TASK GOAL:
Work out how many lines hold "title". Give the number and nothing else.

---*---

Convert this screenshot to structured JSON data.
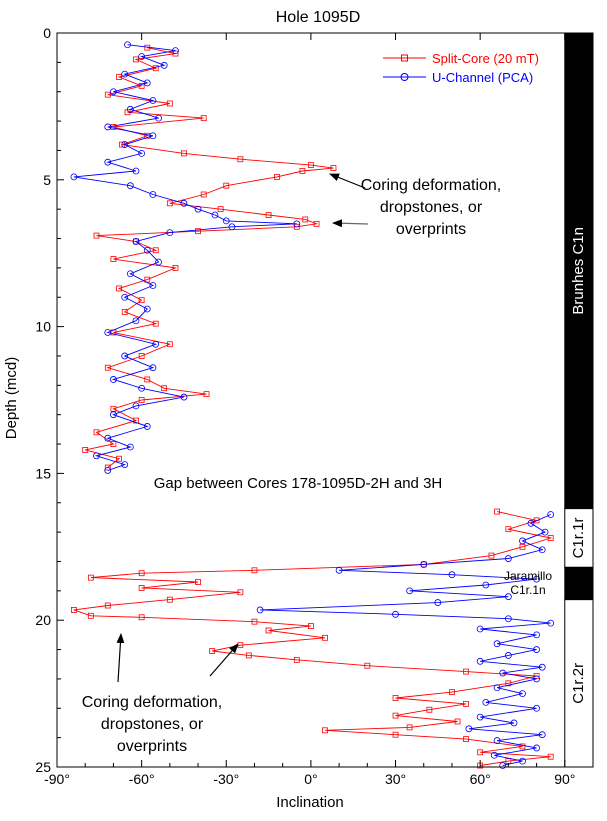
{
  "chart_data": {
    "type": "line",
    "title": "Hole 1095D",
    "xlabel": "Inclination",
    "ylabel": "Depth (mcd)",
    "xlim": [
      -90,
      100
    ],
    "ylim": [
      0,
      25
    ],
    "y_inverted": true,
    "x_ticks": [
      {
        "value": -90,
        "label": "-90°"
      },
      {
        "value": -60,
        "label": "-60°"
      },
      {
        "value": -30,
        "label": "-30°"
      },
      {
        "value": 0,
        "label": "0°"
      },
      {
        "value": 30,
        "label": "30°"
      },
      {
        "value": 60,
        "label": "60°"
      },
      {
        "value": 90,
        "label": "90°"
      }
    ],
    "y_ticks": [
      {
        "value": 0,
        "label": "0"
      },
      {
        "value": 5,
        "label": "5"
      },
      {
        "value": 10,
        "label": "10"
      },
      {
        "value": 15,
        "label": "15"
      },
      {
        "value": 20,
        "label": "20"
      },
      {
        "value": 25,
        "label": "25"
      }
    ],
    "grid": false,
    "legend_position": "top-right",
    "series": [
      {
        "name": "Split-Core (20 mT)",
        "color": "#ff0000",
        "marker": "square",
        "points": [
          [
            -58,
            0.5
          ],
          [
            -48,
            0.7
          ],
          [
            -62,
            0.9
          ],
          [
            -55,
            1.2
          ],
          [
            -68,
            1.5
          ],
          [
            -60,
            1.8
          ],
          [
            -72,
            2.1
          ],
          [
            -50,
            2.4
          ],
          [
            -65,
            2.7
          ],
          [
            -38,
            2.9
          ],
          [
            -70,
            3.2
          ],
          [
            -58,
            3.5
          ],
          [
            -67,
            3.8
          ],
          [
            -45,
            4.1
          ],
          [
            -25,
            4.3
          ],
          [
            0,
            4.5
          ],
          [
            8,
            4.6
          ],
          [
            -3,
            4.7
          ],
          [
            -12,
            4.9
          ],
          [
            -30,
            5.2
          ],
          [
            -38,
            5.5
          ],
          [
            -50,
            5.8
          ],
          [
            -32,
            6.0
          ],
          [
            -15,
            6.2
          ],
          [
            -2,
            6.35
          ],
          [
            2,
            6.5
          ],
          [
            -5,
            6.6
          ],
          [
            -40,
            6.75
          ],
          [
            -76,
            6.9
          ],
          [
            -62,
            7.1
          ],
          [
            -55,
            7.4
          ],
          [
            -70,
            7.7
          ],
          [
            -48,
            8.0
          ],
          [
            -58,
            8.4
          ],
          [
            -68,
            8.7
          ],
          [
            -60,
            9.1
          ],
          [
            -66,
            9.5
          ],
          [
            -55,
            9.9
          ],
          [
            -70,
            10.2
          ],
          [
            -50,
            10.6
          ],
          [
            -60,
            11.0
          ],
          [
            -72,
            11.4
          ],
          [
            -58,
            11.8
          ],
          [
            -52,
            12.1
          ],
          [
            -37,
            12.3
          ],
          [
            -60,
            12.5
          ],
          [
            -70,
            12.8
          ],
          [
            -62,
            13.2
          ],
          [
            -76,
            13.6
          ],
          [
            -70,
            14.0
          ],
          [
            -80,
            14.2
          ],
          [
            -68,
            14.5
          ],
          [
            -72,
            14.8
          ],
          [
            66,
            16.3
          ],
          [
            80,
            16.6
          ],
          [
            70,
            16.9
          ],
          [
            85,
            17.2
          ],
          [
            75,
            17.5
          ],
          [
            64,
            17.8
          ],
          [
            40,
            18.1
          ],
          [
            -20,
            18.3
          ],
          [
            -60,
            18.4
          ],
          [
            -78,
            18.55
          ],
          [
            -40,
            18.7
          ],
          [
            -60,
            18.9
          ],
          [
            -25,
            19.05
          ],
          [
            -50,
            19.3
          ],
          [
            -72,
            19.5
          ],
          [
            -84,
            19.65
          ],
          [
            -78,
            19.85
          ],
          [
            -60,
            19.9
          ],
          [
            -20,
            20.05
          ],
          [
            0,
            20.2
          ],
          [
            -15,
            20.35
          ],
          [
            5,
            20.6
          ],
          [
            -25,
            20.85
          ],
          [
            -35,
            21.05
          ],
          [
            -22,
            21.2
          ],
          [
            -5,
            21.35
          ],
          [
            20,
            21.55
          ],
          [
            55,
            21.75
          ],
          [
            80,
            21.9
          ],
          [
            70,
            22.15
          ],
          [
            50,
            22.45
          ],
          [
            30,
            22.65
          ],
          [
            55,
            22.85
          ],
          [
            42,
            23.05
          ],
          [
            30,
            23.25
          ],
          [
            52,
            23.45
          ],
          [
            35,
            23.65
          ],
          [
            5,
            23.75
          ],
          [
            30,
            23.9
          ],
          [
            55,
            24.05
          ],
          [
            75,
            24.3
          ],
          [
            60,
            24.5
          ],
          [
            85,
            24.65
          ],
          [
            70,
            24.8
          ],
          [
            60,
            24.95
          ]
        ]
      },
      {
        "name": "U-Channel (PCA)",
        "color": "#0000ff",
        "marker": "circle",
        "points": [
          [
            -65,
            0.4
          ],
          [
            -48,
            0.6
          ],
          [
            -60,
            0.8
          ],
          [
            -52,
            1.1
          ],
          [
            -66,
            1.4
          ],
          [
            -58,
            1.7
          ],
          [
            -70,
            2.0
          ],
          [
            -56,
            2.3
          ],
          [
            -64,
            2.6
          ],
          [
            -54,
            2.9
          ],
          [
            -72,
            3.2
          ],
          [
            -56,
            3.5
          ],
          [
            -66,
            3.8
          ],
          [
            -60,
            4.1
          ],
          [
            -72,
            4.4
          ],
          [
            -62,
            4.7
          ],
          [
            -84,
            4.9
          ],
          [
            -64,
            5.2
          ],
          [
            -56,
            5.5
          ],
          [
            -45,
            5.8
          ],
          [
            -40,
            6.0
          ],
          [
            -34,
            6.2
          ],
          [
            -30,
            6.4
          ],
          [
            -5,
            6.5
          ],
          [
            -28,
            6.6
          ],
          [
            -50,
            6.8
          ],
          [
            -62,
            7.1
          ],
          [
            -58,
            7.4
          ],
          [
            -54,
            7.8
          ],
          [
            -64,
            8.2
          ],
          [
            -56,
            8.6
          ],
          [
            -66,
            9.0
          ],
          [
            -58,
            9.4
          ],
          [
            -62,
            9.8
          ],
          [
            -72,
            10.2
          ],
          [
            -55,
            10.6
          ],
          [
            -66,
            11.0
          ],
          [
            -56,
            11.4
          ],
          [
            -70,
            11.8
          ],
          [
            -60,
            12.1
          ],
          [
            -45,
            12.4
          ],
          [
            -62,
            12.7
          ],
          [
            -70,
            13.0
          ],
          [
            -58,
            13.4
          ],
          [
            -72,
            13.8
          ],
          [
            -64,
            14.1
          ],
          [
            -76,
            14.4
          ],
          [
            -66,
            14.7
          ],
          [
            -72,
            14.9
          ],
          [
            85,
            16.4
          ],
          [
            78,
            16.7
          ],
          [
            83,
            17.0
          ],
          [
            75,
            17.3
          ],
          [
            82,
            17.6
          ],
          [
            70,
            17.9
          ],
          [
            40,
            18.1
          ],
          [
            10,
            18.3
          ],
          [
            50,
            18.45
          ],
          [
            80,
            18.6
          ],
          [
            62,
            18.8
          ],
          [
            35,
            19.0
          ],
          [
            70,
            19.2
          ],
          [
            45,
            19.4
          ],
          [
            -18,
            19.65
          ],
          [
            30,
            19.8
          ],
          [
            70,
            19.95
          ],
          [
            85,
            20.1
          ],
          [
            60,
            20.3
          ],
          [
            80,
            20.5
          ],
          [
            66,
            20.8
          ],
          [
            80,
            21.0
          ],
          [
            70,
            21.2
          ],
          [
            60,
            21.4
          ],
          [
            82,
            21.6
          ],
          [
            68,
            21.8
          ],
          [
            80,
            22.0
          ],
          [
            66,
            22.3
          ],
          [
            75,
            22.5
          ],
          [
            62,
            22.8
          ],
          [
            80,
            23.0
          ],
          [
            60,
            23.3
          ],
          [
            72,
            23.5
          ],
          [
            56,
            23.7
          ],
          [
            82,
            23.9
          ],
          [
            66,
            24.1
          ],
          [
            80,
            24.35
          ],
          [
            65,
            24.6
          ],
          [
            75,
            24.8
          ],
          [
            68,
            24.95
          ]
        ]
      }
    ],
    "polarity_bars": [
      {
        "from": 0,
        "to": 16.2,
        "polarity": "normal",
        "label": "Brunhes  C1n"
      },
      {
        "from": 16.2,
        "to": 18.2,
        "polarity": "reversed",
        "label": "C1r.1r"
      },
      {
        "from": 18.2,
        "to": 19.3,
        "polarity": "normal",
        "label": ""
      },
      {
        "from": 19.3,
        "to": 25,
        "polarity": "reversed",
        "label": "C1r.2r"
      }
    ],
    "annotations": [
      {
        "id": "jaramillo",
        "lines": [
          "Jaramillo",
          "C1r.1n"
        ]
      },
      {
        "id": "gap",
        "lines": [
          "Gap between Cores 178-1095D-2H and 3H"
        ]
      },
      {
        "id": "upper",
        "lines": [
          "Coring deformation,",
          "dropstones, or",
          "overprints"
        ]
      },
      {
        "id": "lower",
        "lines": [
          "Coring deformation,",
          "dropstones, or",
          "overprints"
        ]
      }
    ]
  }
}
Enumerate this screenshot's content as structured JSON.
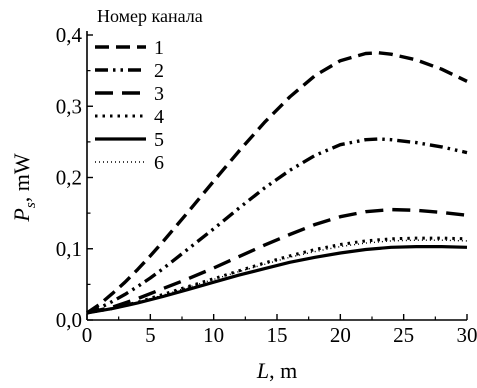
{
  "chart_data": {
    "type": "line",
    "xlabel_var": "L",
    "xlabel_unit": ", m",
    "ylabel_var": "P",
    "ylabel_sub": "s",
    "ylabel_unit": ", mW",
    "xlim": [
      0,
      30
    ],
    "ylim": [
      0,
      0.4
    ],
    "xticks": [
      0,
      5,
      10,
      15,
      20,
      25,
      30
    ],
    "yticks": [
      0.0,
      0.1,
      0.2,
      0.3,
      0.4
    ],
    "xtick_labels": [
      "0",
      "5",
      "10",
      "15",
      "20",
      "25",
      "30"
    ],
    "ytick_labels": [
      "0,0",
      "0,1",
      "0,2",
      "0,3",
      "0,4"
    ],
    "grid": false,
    "legend": {
      "title": "Номер канала",
      "placement": "top-left"
    },
    "series": [
      {
        "name": "1",
        "style": "dash",
        "x": [
          0,
          1,
          2,
          3,
          4,
          5,
          6,
          8,
          10,
          12,
          14,
          16,
          18,
          20,
          22,
          23,
          24,
          26,
          28,
          30
        ],
        "y": [
          0.01,
          0.022,
          0.037,
          0.053,
          0.071,
          0.09,
          0.11,
          0.152,
          0.195,
          0.237,
          0.277,
          0.313,
          0.343,
          0.364,
          0.374,
          0.375,
          0.373,
          0.365,
          0.352,
          0.335
        ]
      },
      {
        "name": "2",
        "style": "dashdotdot",
        "x": [
          0,
          1,
          2,
          3,
          4,
          5,
          6,
          8,
          10,
          12,
          14,
          16,
          18,
          20,
          22,
          23,
          24,
          26,
          28,
          30
        ],
        "y": [
          0.01,
          0.017,
          0.026,
          0.036,
          0.047,
          0.059,
          0.072,
          0.1,
          0.128,
          0.157,
          0.185,
          0.21,
          0.231,
          0.246,
          0.253,
          0.254,
          0.253,
          0.249,
          0.243,
          0.235
        ]
      },
      {
        "name": "3",
        "style": "longdash",
        "x": [
          0,
          2,
          4,
          6,
          8,
          10,
          12,
          14,
          16,
          18,
          20,
          22,
          24,
          26,
          28,
          30
        ],
        "y": [
          0.01,
          0.018,
          0.03,
          0.044,
          0.058,
          0.073,
          0.089,
          0.105,
          0.12,
          0.134,
          0.145,
          0.152,
          0.155,
          0.154,
          0.151,
          0.147
        ]
      },
      {
        "name": "4",
        "style": "dot",
        "x": [
          0,
          2,
          4,
          6,
          8,
          10,
          12,
          14,
          16,
          18,
          20,
          22,
          24,
          26,
          28,
          30
        ],
        "y": [
          0.01,
          0.016,
          0.025,
          0.036,
          0.047,
          0.058,
          0.069,
          0.08,
          0.09,
          0.099,
          0.106,
          0.111,
          0.114,
          0.115,
          0.115,
          0.114
        ]
      },
      {
        "name": "5",
        "style": "solid",
        "x": [
          0,
          2,
          4,
          6,
          8,
          10,
          12,
          14,
          16,
          18,
          20,
          22,
          24,
          26,
          28,
          30
        ],
        "y": [
          0.01,
          0.016,
          0.024,
          0.033,
          0.043,
          0.053,
          0.063,
          0.072,
          0.081,
          0.088,
          0.094,
          0.099,
          0.102,
          0.103,
          0.103,
          0.102
        ]
      },
      {
        "name": "6",
        "style": "fine-dot",
        "x": [
          0,
          2,
          4,
          6,
          8,
          10,
          12,
          14,
          16,
          18,
          20,
          22,
          24,
          26,
          28,
          30
        ],
        "y": [
          0.01,
          0.016,
          0.025,
          0.035,
          0.046,
          0.057,
          0.068,
          0.078,
          0.088,
          0.096,
          0.103,
          0.108,
          0.111,
          0.112,
          0.112,
          0.111
        ]
      }
    ]
  }
}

---*---

EXERCISE RESULT:
2